• [Exercise details]: All of the material below is to be returned exactly.

• [Source material]:

********************

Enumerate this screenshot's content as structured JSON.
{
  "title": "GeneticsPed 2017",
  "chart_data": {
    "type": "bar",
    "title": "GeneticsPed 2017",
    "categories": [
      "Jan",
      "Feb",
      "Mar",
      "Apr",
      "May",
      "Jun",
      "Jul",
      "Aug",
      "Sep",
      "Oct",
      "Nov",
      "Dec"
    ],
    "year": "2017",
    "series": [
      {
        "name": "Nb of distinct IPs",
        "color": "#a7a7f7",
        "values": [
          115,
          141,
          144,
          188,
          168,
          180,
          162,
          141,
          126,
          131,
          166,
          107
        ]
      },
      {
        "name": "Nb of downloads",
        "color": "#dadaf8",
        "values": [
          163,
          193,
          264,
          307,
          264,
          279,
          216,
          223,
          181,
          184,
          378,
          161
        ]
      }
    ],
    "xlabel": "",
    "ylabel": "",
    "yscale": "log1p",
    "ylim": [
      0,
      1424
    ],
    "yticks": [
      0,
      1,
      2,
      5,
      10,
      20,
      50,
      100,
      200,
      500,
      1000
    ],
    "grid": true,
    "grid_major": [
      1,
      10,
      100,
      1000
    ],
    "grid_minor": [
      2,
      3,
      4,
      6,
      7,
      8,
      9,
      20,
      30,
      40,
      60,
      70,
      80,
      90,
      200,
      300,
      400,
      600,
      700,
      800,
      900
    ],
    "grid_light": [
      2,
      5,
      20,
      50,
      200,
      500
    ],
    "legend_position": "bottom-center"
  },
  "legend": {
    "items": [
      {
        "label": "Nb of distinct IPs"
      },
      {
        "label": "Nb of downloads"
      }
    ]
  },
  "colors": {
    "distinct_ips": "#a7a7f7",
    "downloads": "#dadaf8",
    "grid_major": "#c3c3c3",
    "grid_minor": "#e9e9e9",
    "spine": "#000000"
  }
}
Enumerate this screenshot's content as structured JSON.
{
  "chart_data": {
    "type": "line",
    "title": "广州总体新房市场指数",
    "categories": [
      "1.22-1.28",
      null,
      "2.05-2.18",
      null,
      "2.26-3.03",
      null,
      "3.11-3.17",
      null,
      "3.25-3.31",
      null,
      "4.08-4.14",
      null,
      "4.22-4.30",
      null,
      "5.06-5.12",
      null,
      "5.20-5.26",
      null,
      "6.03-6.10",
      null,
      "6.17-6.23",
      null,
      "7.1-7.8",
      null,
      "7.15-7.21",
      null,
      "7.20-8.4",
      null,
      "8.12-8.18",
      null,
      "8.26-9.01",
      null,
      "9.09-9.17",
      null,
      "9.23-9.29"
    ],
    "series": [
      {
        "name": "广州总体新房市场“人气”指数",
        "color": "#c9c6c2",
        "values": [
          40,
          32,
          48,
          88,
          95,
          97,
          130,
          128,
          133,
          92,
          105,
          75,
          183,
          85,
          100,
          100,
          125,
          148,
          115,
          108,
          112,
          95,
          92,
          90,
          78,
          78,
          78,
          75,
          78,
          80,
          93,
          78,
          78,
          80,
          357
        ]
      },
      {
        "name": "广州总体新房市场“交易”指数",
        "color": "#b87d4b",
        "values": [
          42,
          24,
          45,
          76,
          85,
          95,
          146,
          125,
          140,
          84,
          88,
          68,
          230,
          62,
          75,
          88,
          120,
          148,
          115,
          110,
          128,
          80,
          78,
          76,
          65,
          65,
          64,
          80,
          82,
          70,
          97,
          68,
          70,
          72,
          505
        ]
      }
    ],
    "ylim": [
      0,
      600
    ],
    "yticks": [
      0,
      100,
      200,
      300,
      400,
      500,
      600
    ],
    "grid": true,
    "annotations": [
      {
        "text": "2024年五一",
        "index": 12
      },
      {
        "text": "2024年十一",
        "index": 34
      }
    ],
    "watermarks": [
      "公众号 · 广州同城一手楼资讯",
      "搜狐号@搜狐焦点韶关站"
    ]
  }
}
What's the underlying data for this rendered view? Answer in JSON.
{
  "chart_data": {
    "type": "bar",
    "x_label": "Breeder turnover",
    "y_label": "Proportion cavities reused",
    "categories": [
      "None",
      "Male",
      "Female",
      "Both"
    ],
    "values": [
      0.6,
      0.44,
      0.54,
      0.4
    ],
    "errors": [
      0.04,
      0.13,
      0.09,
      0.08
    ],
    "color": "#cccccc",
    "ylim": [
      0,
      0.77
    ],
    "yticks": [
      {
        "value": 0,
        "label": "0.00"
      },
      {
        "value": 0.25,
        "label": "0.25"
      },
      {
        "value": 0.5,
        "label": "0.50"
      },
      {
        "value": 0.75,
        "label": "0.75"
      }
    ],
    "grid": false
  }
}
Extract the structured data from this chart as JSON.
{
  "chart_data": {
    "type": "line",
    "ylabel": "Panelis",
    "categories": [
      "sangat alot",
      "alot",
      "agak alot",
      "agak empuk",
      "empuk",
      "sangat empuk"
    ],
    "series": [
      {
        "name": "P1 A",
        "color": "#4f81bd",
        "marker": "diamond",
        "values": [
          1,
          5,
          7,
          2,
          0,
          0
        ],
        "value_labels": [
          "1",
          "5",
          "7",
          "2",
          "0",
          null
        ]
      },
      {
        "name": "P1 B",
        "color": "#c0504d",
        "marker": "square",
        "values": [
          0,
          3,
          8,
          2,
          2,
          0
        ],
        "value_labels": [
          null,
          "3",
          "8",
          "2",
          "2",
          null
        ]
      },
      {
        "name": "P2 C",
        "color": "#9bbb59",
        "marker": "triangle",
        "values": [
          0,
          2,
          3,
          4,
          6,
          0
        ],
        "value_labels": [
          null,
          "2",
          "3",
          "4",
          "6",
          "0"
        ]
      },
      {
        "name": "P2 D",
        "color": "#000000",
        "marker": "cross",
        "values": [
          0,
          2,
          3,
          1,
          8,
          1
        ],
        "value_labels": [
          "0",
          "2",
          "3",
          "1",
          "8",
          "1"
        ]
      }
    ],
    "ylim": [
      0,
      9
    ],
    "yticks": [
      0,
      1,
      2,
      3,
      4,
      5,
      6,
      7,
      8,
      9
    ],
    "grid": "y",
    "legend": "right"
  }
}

********************

• [Reply]:
Enumerate this screenshot's content as structured JSON.
{
  "title": "GeneticsPed 2017",
  "chart_data": {
    "type": "bar",
    "title": "GeneticsPed 2017",
    "categories": [
      "Jan",
      "Feb",
      "Mar",
      "Apr",
      "May",
      "Jun",
      "Jul",
      "Aug",
      "Sep",
      "Oct",
      "Nov",
      "Dec"
    ],
    "year": "2017",
    "series": [
      {
        "name": "Nb of distinct IPs",
        "color": "#a7a7f7",
        "values": [
          115,
          141,
          144,
          188,
          168,
          180,
          162,
          141,
          126,
          131,
          166,
          107
        ]
      },
      {
        "name": "Nb of downloads",
        "color": "#dadaf8",
        "values": [
          163,
          193,
          264,
          307,
          264,
          279,
          216,
          223,
          181,
          184,
          378,
          161
        ]
      }
    ],
    "xlabel": "",
    "ylabel": "",
    "yscale": "log1p",
    "ylim": [
      0,
      1424
    ],
    "yticks": [
      0,
      1,
      2,
      5,
      10,
      20,
      50,
      100,
      200,
      500,
      1000
    ],
    "grid": true,
    "grid_major": [
      1,
      10,
      100,
      1000
    ],
    "grid_minor": [
      2,
      3,
      4,
      6,
      7,
      8,
      9,
      20,
      30,
      40,
      60,
      70,
      80,
      90,
      200,
      300,
      400,
      600,
      700,
      800,
      900
    ],
    "grid_light": [
      2,
      5,
      20,
      50,
      200,
      500
    ],
    "legend_position": "bottom-center"
  },
  "legend": {
    "items": [
      {
        "label": "Nb of distinct IPs"
      },
      {
        "label": "Nb of downloads"
      }
    ]
  },
  "colors": {
    "distinct_ips": "#a7a7f7",
    "downloads": "#dadaf8",
    "grid_major": "#c3c3c3",
    "grid_minor": "#e9e9e9",
    "spine": "#000000"
  }
}
Enumerate this screenshot's content as structured JSON.
{
  "chart_data": {
    "type": "line",
    "title": "广州总体新房市场指数",
    "categories": [
      "1.22-1.28",
      null,
      "2.05-2.18",
      null,
      "2.26-3.03",
      null,
      "3.11-3.17",
      null,
      "3.25-3.31",
      null,
      "4.08-4.14",
      null,
      "4.22-4.30",
      null,
      "5.06-5.12",
      null,
      "5.20-5.26",
      null,
      "6.03-6.10",
      null,
      "6.17-6.23",
      null,
      "7.1-7.8",
      null,
      "7.15-7.21",
      null,
      "7.20-8.4",
      null,
      "8.12-8.18",
      null,
      "8.26-9.01",
      null,
      "9.09-9.17",
      null,
      "9.23-9.29"
    ],
    "series": [
      {
        "name": "广州总体新房市场“人气”指数",
        "color": "#c9c6c2",
        "values": [
          40,
          32,
          48,
          88,
          95,
          97,
          130,
          128,
          133,
          92,
          105,
          75,
          183,
          85,
          100,
          100,
          125,
          148,
          115,
          108,
          112,
          95,
          92,
          90,
          78,
          78,
          78,
          75,
          78,
          80,
          93,
          78,
          78,
          80,
          357
        ]
      },
      {
        "name": "广州总体新房市场“交易”指数",
        "color": "#b87d4b",
        "values": [
          42,
          24,
          45,
          76,
          85,
          95,
          146,
          125,
          140,
          84,
          88,
          68,
          230,
          62,
          75,
          88,
          120,
          148,
          115,
          110,
          128,
          80,
          78,
          76,
          65,
          65,
          64,
          80,
          82,
          70,
          97,
          68,
          70,
          72,
          505
        ]
      }
    ],
    "ylim": [
      0,
      600
    ],
    "yticks": [
      0,
      100,
      200,
      300,
      400,
      500,
      600
    ],
    "grid": true,
    "annotations": [
      {
        "text": "2024年五一",
        "index": 12
      },
      {
        "text": "2024年十一",
        "index": 34
      }
    ],
    "watermarks": [
      "公众号 · 广州同城一手楼资讯",
      "搜狐号@搜狐焦点韶关站"
    ]
  }
}
What's the underlying data for this rendered view? Answer in JSON.
{
  "chart_data": {
    "type": "bar",
    "x_label": "Breeder turnover",
    "y_label": "Proportion cavities reused",
    "categories": [
      "None",
      "Male",
      "Female",
      "Both"
    ],
    "values": [
      0.6,
      0.44,
      0.54,
      0.4
    ],
    "errors": [
      0.04,
      0.13,
      0.09,
      0.08
    ],
    "color": "#cccccc",
    "ylim": [
      0,
      0.77
    ],
    "yticks": [
      {
        "value": 0,
        "label": "0.00"
      },
      {
        "value": 0.25,
        "label": "0.25"
      },
      {
        "value": 0.5,
        "label": "0.50"
      },
      {
        "value": 0.75,
        "label": "0.75"
      }
    ],
    "grid": false
  }
}
Extract the structured data from this chart as JSON.
{
  "chart_data": {
    "type": "line",
    "ylabel": "Panelis",
    "categories": [
      "sangat alot",
      "alot",
      "agak alot",
      "agak empuk",
      "empuk",
      "sangat empuk"
    ],
    "series": [
      {
        "name": "P1 A",
        "color": "#4f81bd",
        "marker": "diamond",
        "values": [
          1,
          5,
          7,
          2,
          0,
          0
        ],
        "value_labels": [
          "1",
          "5",
          "7",
          "2",
          "0",
          null
        ]
      },
      {
        "name": "P1 B",
        "color": "#c0504d",
        "marker": "square",
        "values": [
          0,
          3,
          8,
          2,
          2,
          0
        ],
        "value_labels": [
          null,
          "3",
          "8",
          "2",
          "2",
          null
        ]
      },
      {
        "name": "P2 C",
        "color": "#9bbb59",
        "marker": "triangle",
        "values": [
          0,
          2,
          3,
          4,
          6,
          0
        ],
        "value_labels": [
          null,
          "2",
          "3",
          "4",
          "6",
          "0"
        ]
      },
      {
        "name": "P2 D",
        "color": "#000000",
        "marker": "cross",
        "values": [
          0,
          2,
          3,
          1,
          8,
          1
        ],
        "value_labels": [
          "0",
          "2",
          "3",
          "1",
          "8",
          "1"
        ]
      }
    ],
    "ylim": [
      0,
      9
    ],
    "yticks": [
      0,
      1,
      2,
      3,
      4,
      5,
      6,
      7,
      8,
      9
    ],
    "grid": "y",
    "legend": "right"
  }
}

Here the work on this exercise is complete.